### Given task
Every line that holds the string "ocenjivanje" is to be identified and copied.

A run of records
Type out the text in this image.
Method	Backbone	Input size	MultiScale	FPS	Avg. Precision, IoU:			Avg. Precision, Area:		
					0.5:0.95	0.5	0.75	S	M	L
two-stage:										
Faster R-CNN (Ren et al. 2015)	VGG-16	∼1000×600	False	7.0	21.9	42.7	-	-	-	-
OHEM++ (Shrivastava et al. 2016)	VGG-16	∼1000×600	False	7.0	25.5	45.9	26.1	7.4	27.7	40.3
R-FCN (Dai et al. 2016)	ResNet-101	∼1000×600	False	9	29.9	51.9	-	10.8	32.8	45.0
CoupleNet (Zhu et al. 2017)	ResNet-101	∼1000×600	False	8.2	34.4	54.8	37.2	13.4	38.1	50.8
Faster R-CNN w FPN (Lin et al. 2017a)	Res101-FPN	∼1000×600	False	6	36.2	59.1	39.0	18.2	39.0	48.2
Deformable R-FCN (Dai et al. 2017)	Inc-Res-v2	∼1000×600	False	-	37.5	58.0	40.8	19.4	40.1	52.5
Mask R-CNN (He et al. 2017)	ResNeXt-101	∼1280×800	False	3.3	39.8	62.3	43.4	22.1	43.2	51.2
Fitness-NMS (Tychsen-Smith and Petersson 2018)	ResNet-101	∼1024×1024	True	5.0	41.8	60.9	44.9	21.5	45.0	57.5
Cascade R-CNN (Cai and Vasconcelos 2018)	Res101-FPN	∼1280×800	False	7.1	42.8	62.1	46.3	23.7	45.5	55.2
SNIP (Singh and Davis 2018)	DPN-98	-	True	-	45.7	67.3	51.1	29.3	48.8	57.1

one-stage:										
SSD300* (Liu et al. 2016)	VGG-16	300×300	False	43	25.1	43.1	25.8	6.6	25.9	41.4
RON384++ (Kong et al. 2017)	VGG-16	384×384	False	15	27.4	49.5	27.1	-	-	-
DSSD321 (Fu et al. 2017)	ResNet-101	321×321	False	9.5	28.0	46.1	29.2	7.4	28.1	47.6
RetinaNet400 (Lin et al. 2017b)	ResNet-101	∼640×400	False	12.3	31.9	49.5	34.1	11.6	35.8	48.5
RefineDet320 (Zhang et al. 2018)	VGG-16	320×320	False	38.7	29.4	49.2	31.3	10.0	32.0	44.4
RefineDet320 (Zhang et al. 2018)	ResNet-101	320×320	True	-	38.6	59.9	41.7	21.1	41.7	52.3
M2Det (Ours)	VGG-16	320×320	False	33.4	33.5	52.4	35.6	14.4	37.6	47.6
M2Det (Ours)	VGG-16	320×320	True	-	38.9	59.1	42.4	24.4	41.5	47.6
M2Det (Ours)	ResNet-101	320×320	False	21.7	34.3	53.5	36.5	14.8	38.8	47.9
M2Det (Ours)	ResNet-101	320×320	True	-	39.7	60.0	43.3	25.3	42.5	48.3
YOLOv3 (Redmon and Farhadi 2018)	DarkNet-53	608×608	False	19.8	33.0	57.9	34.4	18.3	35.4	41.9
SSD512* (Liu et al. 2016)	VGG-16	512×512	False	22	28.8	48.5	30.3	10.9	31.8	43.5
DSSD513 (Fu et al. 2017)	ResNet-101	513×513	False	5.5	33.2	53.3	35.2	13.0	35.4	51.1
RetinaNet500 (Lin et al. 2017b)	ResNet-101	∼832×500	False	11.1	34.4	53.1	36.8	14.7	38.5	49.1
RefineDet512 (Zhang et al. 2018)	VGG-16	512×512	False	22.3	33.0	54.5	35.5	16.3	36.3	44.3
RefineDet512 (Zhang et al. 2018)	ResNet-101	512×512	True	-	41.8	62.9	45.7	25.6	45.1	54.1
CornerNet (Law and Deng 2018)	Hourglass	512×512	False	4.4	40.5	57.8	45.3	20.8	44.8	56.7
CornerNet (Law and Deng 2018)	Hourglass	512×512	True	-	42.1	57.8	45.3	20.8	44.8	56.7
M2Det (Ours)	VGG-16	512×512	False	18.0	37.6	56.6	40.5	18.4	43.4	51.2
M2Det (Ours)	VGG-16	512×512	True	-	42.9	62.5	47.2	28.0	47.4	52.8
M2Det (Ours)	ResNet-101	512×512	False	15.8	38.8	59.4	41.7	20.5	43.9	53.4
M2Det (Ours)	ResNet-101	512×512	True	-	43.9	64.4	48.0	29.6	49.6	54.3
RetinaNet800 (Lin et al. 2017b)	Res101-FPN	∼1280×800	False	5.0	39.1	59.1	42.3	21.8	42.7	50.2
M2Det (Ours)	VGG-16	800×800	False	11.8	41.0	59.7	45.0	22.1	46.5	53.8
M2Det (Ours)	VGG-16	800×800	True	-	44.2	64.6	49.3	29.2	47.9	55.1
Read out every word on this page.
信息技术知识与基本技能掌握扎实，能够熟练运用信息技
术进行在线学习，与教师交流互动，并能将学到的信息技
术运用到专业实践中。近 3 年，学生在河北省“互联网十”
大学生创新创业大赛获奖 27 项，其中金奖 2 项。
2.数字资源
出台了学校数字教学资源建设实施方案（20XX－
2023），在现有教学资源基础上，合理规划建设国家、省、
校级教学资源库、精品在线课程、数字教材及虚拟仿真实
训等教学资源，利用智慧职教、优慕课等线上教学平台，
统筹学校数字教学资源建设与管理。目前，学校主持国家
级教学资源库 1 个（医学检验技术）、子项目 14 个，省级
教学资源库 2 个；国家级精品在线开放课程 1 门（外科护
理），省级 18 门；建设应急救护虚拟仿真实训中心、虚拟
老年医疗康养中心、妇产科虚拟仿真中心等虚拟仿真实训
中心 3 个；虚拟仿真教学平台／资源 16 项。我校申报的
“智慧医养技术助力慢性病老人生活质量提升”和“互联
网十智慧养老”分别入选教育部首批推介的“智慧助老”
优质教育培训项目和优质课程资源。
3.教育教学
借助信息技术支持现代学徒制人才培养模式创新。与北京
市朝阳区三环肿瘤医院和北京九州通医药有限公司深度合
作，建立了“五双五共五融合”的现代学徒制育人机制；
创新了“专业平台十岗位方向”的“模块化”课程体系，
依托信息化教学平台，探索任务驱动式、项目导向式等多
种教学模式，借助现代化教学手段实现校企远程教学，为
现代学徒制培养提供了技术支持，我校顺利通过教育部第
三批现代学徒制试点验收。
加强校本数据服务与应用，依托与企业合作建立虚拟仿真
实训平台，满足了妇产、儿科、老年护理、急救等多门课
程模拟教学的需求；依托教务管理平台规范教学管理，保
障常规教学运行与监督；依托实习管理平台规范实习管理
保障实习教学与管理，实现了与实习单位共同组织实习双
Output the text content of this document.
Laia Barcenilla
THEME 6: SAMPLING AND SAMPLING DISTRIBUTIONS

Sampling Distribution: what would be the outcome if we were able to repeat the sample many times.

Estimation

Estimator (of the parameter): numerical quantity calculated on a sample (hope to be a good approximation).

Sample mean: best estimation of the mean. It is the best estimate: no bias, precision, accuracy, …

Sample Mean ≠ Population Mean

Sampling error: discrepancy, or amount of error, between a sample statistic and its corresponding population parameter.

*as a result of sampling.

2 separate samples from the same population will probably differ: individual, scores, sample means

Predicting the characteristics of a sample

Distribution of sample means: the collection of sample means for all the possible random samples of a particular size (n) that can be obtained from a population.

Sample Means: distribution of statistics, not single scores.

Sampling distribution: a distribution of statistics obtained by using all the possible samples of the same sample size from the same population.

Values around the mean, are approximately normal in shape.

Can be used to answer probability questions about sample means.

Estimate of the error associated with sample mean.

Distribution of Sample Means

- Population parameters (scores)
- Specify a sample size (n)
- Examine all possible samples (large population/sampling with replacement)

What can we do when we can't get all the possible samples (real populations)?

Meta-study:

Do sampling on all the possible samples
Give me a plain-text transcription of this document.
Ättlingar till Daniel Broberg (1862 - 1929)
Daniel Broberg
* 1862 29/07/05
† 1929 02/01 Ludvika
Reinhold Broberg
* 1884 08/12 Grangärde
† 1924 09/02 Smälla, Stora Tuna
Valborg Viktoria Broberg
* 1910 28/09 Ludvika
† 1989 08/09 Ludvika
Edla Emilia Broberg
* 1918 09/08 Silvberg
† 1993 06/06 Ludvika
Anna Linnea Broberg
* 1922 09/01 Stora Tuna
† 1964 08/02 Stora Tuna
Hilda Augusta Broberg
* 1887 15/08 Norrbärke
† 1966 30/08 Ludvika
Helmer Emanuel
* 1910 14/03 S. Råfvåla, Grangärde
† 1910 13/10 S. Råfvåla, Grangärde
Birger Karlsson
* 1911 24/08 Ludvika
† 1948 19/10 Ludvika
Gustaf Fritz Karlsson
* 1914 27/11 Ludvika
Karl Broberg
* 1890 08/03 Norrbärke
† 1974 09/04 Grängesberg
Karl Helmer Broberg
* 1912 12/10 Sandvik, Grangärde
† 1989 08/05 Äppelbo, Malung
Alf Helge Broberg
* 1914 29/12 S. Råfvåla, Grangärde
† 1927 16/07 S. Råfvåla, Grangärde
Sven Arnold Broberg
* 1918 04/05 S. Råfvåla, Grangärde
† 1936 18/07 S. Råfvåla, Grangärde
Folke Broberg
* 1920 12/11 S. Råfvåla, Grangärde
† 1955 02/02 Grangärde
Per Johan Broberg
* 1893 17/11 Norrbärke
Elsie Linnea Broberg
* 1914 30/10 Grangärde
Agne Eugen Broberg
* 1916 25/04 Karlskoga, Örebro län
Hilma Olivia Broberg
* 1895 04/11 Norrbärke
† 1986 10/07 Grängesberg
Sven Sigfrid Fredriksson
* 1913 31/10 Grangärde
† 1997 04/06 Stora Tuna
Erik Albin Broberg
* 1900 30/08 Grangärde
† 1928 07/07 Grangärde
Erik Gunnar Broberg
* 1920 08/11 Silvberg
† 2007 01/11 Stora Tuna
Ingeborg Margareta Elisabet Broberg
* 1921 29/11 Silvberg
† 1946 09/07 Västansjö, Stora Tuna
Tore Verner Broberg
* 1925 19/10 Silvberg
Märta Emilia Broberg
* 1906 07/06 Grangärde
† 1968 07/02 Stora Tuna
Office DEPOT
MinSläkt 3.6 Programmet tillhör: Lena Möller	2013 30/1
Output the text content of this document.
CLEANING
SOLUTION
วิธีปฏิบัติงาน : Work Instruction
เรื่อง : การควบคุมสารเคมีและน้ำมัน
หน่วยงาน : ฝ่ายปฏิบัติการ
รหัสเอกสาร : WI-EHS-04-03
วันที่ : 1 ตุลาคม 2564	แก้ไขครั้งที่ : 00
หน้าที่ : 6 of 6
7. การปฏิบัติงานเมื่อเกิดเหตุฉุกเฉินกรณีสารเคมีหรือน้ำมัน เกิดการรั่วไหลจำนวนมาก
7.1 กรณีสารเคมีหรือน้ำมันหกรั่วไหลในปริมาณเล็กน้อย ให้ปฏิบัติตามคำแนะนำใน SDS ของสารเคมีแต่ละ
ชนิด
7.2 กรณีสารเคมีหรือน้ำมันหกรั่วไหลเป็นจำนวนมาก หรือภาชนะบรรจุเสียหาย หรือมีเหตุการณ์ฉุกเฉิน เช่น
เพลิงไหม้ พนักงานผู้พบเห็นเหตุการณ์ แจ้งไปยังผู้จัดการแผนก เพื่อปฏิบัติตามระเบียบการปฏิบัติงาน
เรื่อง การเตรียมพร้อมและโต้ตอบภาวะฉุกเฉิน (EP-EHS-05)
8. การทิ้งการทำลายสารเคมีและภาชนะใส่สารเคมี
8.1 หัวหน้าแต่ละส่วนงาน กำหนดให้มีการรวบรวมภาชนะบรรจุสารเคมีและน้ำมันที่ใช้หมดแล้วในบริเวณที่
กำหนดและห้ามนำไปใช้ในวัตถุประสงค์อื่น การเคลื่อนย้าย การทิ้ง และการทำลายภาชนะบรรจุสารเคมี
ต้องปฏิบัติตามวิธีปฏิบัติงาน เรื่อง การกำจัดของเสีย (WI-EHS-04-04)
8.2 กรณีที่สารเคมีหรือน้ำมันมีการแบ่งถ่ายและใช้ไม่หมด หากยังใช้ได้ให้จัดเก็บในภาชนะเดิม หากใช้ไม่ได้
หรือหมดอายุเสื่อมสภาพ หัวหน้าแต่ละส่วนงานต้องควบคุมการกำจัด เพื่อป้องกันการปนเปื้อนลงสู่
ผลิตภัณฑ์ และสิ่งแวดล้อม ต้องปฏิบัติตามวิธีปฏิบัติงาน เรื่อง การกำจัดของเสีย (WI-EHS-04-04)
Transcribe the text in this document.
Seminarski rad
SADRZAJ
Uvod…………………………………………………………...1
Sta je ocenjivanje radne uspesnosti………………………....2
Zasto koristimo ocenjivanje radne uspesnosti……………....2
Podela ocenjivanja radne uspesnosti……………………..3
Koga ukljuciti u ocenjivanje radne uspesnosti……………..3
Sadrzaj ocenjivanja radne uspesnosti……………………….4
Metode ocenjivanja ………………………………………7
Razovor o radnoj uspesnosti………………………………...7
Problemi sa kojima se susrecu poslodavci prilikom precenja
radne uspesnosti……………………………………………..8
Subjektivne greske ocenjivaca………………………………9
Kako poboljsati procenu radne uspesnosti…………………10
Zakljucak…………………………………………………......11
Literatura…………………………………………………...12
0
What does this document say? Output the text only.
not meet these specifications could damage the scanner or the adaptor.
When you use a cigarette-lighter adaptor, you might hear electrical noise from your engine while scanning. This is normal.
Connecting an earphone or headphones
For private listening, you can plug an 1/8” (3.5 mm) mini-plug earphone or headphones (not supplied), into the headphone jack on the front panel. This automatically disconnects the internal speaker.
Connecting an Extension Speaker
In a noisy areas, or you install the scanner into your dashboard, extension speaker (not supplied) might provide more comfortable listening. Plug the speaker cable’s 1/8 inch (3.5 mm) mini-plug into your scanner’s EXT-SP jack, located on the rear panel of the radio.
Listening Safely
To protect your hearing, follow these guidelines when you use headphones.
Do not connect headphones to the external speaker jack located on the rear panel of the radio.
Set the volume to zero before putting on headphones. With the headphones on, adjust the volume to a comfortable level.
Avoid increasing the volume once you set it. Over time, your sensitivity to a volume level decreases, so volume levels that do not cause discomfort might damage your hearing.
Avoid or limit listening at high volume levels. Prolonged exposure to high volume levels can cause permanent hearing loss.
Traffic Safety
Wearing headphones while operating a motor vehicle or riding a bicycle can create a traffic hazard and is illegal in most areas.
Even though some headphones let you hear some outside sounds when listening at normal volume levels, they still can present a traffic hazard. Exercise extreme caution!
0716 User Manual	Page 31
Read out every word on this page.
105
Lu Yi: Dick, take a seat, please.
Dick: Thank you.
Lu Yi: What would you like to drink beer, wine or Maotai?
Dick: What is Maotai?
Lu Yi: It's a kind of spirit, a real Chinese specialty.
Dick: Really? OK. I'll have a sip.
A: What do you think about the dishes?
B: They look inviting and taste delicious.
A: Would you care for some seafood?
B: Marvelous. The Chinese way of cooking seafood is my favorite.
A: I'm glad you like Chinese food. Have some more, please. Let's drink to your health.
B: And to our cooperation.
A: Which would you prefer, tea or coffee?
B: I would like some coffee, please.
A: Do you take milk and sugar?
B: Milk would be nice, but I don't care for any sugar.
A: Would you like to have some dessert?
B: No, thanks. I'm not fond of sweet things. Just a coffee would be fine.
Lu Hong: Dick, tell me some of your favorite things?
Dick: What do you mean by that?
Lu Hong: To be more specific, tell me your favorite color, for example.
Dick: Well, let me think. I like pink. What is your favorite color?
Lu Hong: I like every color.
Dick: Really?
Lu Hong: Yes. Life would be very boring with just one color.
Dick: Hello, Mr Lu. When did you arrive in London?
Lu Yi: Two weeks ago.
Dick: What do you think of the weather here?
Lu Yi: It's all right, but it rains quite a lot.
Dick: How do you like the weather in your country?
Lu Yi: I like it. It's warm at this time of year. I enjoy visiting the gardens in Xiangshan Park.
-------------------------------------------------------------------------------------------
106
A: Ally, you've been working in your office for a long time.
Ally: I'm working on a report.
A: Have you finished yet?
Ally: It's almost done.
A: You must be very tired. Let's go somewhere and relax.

### Response for this exercise
Sta je ocenjivanje radne uspesnosti………………………....2
Zasto koristimo ocenjivanje radne uspesnosti……………....2
Koga ukljuciti u ocenjivanje radne uspesnosti……………..3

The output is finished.